▶ [Task to complete]: State how many lines in the records hold the word "Developer", giving the number and no other text.

Dataset records
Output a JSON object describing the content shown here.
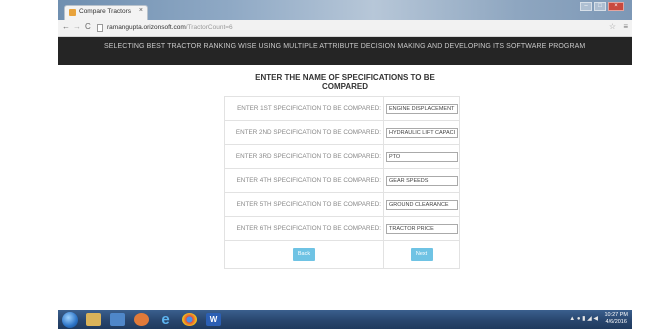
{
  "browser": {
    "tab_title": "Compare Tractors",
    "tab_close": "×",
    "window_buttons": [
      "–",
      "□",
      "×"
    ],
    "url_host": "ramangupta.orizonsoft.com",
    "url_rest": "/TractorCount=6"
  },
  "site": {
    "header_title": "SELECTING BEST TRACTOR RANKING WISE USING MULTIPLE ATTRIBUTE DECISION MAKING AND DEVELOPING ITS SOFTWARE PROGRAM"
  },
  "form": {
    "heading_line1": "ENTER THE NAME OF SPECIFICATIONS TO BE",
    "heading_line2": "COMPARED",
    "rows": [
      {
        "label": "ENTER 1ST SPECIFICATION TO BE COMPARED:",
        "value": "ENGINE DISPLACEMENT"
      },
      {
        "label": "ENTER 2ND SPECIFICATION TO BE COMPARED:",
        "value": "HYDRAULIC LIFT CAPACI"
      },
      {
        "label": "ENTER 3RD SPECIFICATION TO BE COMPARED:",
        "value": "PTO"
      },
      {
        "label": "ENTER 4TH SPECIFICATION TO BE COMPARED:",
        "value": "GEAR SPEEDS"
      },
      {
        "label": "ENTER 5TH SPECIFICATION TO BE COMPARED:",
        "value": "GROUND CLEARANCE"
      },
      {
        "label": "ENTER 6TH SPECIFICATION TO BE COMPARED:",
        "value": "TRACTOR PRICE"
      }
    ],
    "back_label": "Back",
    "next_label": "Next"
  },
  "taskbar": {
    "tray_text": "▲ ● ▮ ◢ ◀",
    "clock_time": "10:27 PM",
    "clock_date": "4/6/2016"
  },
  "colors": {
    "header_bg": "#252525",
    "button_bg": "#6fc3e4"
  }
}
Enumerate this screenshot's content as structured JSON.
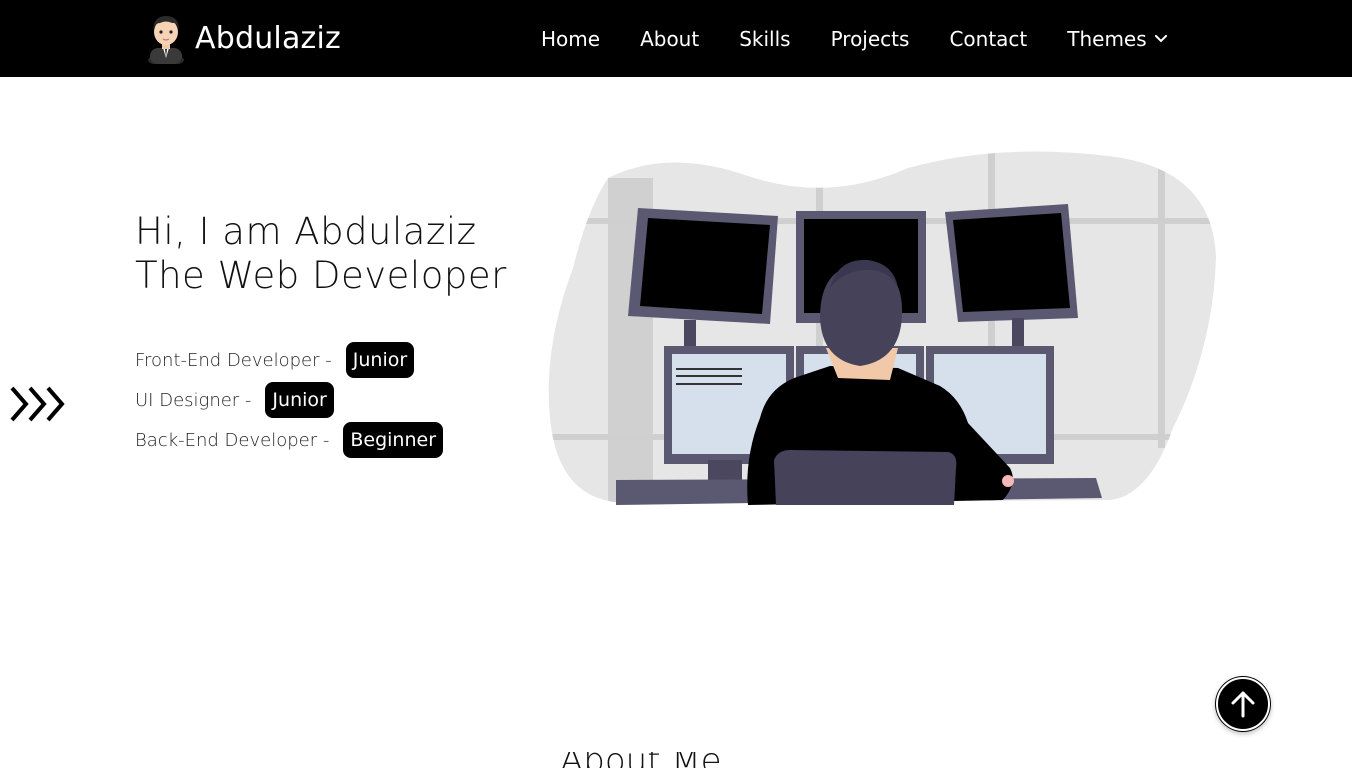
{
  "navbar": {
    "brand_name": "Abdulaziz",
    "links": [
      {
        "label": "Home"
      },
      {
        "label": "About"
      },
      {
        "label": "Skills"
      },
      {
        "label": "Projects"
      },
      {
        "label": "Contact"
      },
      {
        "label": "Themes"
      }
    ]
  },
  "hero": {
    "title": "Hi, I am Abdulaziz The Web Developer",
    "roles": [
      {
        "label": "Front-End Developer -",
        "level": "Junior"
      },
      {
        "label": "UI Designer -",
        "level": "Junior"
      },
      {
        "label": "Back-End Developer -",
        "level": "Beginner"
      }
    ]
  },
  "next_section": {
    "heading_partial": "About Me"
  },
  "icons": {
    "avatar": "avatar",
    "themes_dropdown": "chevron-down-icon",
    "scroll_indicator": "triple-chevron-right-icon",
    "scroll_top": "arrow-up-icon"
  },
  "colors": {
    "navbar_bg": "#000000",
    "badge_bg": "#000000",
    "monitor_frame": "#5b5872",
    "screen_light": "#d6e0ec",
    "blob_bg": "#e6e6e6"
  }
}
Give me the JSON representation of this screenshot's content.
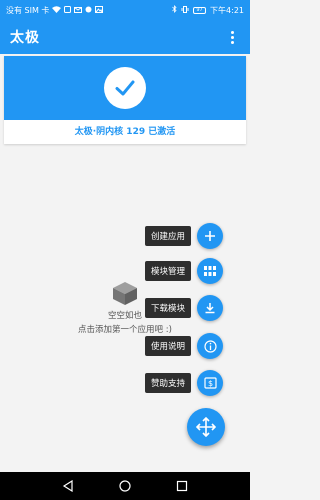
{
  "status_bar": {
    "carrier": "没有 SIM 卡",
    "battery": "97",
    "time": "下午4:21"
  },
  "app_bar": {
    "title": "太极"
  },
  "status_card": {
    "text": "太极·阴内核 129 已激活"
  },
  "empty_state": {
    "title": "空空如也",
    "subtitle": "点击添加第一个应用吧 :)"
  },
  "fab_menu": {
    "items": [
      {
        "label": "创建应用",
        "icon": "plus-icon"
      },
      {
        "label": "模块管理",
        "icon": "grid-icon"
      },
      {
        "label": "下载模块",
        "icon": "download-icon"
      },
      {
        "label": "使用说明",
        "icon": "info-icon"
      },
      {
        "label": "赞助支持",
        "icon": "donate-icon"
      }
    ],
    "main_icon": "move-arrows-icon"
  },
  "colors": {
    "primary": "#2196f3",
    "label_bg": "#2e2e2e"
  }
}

...

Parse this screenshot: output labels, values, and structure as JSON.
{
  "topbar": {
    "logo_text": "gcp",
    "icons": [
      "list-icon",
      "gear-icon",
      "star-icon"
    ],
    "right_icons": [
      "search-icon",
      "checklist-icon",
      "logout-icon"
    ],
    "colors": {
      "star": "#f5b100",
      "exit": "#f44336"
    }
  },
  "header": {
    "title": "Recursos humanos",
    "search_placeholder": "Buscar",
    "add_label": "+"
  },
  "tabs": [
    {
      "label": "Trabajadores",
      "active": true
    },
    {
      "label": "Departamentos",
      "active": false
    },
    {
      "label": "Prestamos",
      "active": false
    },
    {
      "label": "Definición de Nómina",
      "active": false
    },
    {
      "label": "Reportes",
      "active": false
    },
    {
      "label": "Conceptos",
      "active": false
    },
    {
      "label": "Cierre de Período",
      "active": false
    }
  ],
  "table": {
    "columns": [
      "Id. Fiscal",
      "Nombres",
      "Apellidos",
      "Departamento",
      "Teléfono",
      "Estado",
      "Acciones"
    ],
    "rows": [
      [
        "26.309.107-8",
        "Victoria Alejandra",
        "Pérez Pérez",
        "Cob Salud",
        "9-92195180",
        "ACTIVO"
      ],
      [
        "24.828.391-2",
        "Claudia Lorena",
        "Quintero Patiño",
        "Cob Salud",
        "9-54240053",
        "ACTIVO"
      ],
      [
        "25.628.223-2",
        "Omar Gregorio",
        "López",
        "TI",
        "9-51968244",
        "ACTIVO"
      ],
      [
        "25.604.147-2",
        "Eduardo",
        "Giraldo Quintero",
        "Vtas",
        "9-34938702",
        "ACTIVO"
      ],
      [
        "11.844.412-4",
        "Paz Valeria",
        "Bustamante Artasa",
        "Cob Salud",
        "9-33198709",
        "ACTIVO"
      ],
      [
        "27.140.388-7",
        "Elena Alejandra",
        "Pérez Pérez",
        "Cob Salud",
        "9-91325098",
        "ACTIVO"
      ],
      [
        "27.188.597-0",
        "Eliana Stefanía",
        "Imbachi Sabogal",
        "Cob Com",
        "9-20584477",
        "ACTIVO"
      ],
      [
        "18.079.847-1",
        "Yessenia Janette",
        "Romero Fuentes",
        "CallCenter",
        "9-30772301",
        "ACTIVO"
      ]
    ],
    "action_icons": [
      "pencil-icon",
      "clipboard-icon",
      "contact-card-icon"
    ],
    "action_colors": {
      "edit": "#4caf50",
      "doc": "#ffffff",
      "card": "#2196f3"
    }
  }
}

▶ [Response to this exercise]: 3